WHAT YOU HAVE TO DO:
Look through the data below and count each line where the word "mulai" appears. Reply with the count alone.

################

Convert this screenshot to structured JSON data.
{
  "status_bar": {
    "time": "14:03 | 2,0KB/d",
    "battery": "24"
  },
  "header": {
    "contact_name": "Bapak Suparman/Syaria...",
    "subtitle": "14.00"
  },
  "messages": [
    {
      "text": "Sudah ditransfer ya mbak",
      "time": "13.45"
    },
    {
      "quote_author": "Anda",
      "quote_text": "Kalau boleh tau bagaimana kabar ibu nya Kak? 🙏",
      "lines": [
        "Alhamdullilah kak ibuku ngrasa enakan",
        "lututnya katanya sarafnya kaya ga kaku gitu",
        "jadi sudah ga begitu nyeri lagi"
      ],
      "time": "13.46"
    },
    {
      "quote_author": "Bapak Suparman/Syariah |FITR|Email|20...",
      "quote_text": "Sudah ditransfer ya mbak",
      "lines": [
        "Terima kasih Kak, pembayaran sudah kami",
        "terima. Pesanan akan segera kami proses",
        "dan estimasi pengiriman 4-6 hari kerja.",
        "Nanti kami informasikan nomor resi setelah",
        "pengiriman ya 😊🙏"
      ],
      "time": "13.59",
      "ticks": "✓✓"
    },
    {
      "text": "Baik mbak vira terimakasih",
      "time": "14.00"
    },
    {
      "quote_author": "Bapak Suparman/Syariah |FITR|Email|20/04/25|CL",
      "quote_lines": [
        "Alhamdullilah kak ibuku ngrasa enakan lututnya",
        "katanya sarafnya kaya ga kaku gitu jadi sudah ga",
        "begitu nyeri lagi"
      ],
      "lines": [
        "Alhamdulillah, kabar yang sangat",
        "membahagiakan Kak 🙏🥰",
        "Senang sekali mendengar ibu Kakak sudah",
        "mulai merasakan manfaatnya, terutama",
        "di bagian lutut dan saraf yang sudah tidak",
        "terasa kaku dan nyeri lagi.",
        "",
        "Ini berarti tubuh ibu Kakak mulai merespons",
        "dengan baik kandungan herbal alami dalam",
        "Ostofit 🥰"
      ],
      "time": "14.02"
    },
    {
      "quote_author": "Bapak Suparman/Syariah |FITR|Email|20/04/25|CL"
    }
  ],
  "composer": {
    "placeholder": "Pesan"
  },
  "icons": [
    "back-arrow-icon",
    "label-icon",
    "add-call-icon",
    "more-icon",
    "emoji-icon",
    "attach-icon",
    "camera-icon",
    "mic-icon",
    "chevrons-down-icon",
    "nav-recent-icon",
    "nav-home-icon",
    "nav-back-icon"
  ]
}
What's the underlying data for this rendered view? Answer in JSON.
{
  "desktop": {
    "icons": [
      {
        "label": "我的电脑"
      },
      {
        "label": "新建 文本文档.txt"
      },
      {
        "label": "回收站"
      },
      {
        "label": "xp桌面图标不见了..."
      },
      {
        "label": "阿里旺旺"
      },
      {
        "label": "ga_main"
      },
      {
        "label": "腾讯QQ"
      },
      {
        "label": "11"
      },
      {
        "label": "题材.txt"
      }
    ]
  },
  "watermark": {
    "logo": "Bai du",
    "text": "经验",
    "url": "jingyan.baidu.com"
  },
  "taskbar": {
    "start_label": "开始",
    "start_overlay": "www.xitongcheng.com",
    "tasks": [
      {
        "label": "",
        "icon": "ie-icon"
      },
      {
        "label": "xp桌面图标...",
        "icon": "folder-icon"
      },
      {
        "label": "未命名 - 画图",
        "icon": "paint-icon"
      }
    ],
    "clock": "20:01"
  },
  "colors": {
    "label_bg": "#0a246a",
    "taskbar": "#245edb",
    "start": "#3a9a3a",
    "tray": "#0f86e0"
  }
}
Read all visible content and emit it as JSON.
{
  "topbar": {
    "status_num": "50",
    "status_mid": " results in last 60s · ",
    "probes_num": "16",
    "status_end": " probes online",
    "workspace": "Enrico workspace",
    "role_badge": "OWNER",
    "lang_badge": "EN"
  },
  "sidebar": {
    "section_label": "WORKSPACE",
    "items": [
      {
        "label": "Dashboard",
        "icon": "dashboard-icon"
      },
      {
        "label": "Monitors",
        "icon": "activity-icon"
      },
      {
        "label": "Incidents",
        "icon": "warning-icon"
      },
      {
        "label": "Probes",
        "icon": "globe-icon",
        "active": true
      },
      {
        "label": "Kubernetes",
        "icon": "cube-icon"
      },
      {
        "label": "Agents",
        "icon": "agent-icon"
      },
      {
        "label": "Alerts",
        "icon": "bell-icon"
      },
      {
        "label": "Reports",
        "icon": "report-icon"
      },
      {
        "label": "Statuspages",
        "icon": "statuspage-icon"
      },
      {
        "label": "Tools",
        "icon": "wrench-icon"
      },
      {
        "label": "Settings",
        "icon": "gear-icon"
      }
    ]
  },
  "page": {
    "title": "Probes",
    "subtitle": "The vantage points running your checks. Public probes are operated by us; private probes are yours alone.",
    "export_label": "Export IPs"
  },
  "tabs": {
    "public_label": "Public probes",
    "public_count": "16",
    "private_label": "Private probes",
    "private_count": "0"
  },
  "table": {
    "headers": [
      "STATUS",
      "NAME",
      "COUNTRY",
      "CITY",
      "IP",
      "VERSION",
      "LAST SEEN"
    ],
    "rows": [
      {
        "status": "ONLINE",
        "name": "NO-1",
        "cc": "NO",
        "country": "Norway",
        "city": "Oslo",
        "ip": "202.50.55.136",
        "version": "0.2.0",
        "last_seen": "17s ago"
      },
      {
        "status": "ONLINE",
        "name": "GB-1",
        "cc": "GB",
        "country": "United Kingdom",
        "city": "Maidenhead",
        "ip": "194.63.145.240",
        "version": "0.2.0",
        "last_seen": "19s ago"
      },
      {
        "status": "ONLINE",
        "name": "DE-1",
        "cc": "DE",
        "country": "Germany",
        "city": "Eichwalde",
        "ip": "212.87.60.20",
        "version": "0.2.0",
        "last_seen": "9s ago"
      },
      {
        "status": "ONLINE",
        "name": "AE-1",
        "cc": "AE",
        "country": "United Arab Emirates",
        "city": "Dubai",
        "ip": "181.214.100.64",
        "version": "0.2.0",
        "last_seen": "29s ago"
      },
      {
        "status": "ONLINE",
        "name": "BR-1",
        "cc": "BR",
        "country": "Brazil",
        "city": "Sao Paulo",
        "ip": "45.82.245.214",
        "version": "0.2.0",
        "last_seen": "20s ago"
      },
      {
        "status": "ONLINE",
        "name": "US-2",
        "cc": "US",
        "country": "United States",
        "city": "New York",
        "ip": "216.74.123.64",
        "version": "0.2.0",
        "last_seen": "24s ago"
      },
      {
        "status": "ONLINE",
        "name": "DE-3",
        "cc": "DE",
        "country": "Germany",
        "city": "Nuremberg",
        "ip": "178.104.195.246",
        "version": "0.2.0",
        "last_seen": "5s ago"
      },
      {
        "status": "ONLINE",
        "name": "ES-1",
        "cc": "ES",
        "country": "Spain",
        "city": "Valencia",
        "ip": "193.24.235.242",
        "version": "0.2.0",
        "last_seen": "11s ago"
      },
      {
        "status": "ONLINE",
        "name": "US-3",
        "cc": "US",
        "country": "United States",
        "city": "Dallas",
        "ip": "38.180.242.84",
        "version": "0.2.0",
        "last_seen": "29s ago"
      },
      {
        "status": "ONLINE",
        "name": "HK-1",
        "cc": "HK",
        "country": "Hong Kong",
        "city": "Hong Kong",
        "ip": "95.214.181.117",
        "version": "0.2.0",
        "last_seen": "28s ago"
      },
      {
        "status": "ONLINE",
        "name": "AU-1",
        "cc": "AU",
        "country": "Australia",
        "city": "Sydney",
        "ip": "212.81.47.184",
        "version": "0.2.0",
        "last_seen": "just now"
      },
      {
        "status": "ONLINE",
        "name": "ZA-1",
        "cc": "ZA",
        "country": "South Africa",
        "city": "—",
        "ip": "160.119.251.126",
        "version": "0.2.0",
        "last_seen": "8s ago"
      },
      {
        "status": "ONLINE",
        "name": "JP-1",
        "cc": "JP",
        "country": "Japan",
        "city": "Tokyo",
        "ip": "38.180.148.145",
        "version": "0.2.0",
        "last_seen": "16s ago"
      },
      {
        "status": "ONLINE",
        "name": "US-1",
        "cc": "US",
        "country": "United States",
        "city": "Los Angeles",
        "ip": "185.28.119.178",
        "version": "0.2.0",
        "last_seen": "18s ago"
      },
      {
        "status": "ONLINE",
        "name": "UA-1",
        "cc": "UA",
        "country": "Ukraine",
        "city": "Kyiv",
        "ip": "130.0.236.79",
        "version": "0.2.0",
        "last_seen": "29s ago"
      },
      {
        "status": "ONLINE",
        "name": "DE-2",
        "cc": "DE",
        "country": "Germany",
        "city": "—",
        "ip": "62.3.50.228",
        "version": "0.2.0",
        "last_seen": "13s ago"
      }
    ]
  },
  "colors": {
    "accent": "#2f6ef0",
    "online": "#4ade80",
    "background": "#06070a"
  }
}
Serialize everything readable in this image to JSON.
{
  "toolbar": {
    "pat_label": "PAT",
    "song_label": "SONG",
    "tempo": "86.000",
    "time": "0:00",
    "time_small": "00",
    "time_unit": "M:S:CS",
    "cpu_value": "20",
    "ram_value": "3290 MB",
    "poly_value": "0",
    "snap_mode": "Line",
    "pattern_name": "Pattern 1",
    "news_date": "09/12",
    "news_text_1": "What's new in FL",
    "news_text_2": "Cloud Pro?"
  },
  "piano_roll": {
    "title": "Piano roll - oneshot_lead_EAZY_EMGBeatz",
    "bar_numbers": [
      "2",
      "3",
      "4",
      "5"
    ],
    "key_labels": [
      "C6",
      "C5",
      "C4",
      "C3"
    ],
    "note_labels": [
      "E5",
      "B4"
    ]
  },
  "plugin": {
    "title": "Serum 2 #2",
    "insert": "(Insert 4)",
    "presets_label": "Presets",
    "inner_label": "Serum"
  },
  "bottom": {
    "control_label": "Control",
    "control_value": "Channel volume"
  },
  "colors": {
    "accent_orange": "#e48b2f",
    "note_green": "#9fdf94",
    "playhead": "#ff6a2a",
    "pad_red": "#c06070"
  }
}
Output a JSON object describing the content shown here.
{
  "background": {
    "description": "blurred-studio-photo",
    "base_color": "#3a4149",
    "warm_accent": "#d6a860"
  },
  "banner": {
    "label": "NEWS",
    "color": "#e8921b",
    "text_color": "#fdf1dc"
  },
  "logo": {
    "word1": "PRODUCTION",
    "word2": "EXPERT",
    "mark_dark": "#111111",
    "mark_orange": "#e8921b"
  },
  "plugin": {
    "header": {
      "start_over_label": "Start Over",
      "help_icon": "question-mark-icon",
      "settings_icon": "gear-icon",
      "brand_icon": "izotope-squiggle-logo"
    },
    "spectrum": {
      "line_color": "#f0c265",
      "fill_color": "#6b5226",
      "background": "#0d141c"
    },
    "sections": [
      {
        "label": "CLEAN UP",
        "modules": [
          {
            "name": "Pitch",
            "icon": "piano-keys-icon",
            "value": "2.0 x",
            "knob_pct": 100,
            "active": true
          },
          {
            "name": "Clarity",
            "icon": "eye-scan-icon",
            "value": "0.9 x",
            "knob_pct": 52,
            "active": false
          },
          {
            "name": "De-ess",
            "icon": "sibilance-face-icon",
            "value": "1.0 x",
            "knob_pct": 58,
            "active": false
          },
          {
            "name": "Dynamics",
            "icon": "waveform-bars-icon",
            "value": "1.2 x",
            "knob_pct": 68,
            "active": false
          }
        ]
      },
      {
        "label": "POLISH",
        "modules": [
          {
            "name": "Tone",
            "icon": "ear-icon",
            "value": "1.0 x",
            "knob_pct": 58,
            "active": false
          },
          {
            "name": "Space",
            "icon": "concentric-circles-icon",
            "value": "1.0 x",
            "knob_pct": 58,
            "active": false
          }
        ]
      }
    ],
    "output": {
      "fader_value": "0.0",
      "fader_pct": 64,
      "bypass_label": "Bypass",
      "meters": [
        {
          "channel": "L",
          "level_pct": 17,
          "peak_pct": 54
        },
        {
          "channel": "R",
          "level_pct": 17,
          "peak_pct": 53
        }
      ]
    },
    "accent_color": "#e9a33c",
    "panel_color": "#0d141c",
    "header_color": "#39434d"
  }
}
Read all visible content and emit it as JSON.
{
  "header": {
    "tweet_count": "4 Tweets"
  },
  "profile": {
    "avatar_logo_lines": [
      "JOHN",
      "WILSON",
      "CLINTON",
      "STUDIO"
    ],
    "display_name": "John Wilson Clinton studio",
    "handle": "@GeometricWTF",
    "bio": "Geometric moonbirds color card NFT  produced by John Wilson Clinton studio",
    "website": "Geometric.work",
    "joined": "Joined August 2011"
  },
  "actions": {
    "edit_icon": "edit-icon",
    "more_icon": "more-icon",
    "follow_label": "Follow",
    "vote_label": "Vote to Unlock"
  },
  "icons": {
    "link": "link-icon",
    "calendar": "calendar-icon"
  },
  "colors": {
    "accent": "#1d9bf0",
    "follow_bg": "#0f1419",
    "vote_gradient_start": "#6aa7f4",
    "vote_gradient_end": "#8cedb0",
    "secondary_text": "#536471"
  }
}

################

TASK OUTPUT:
2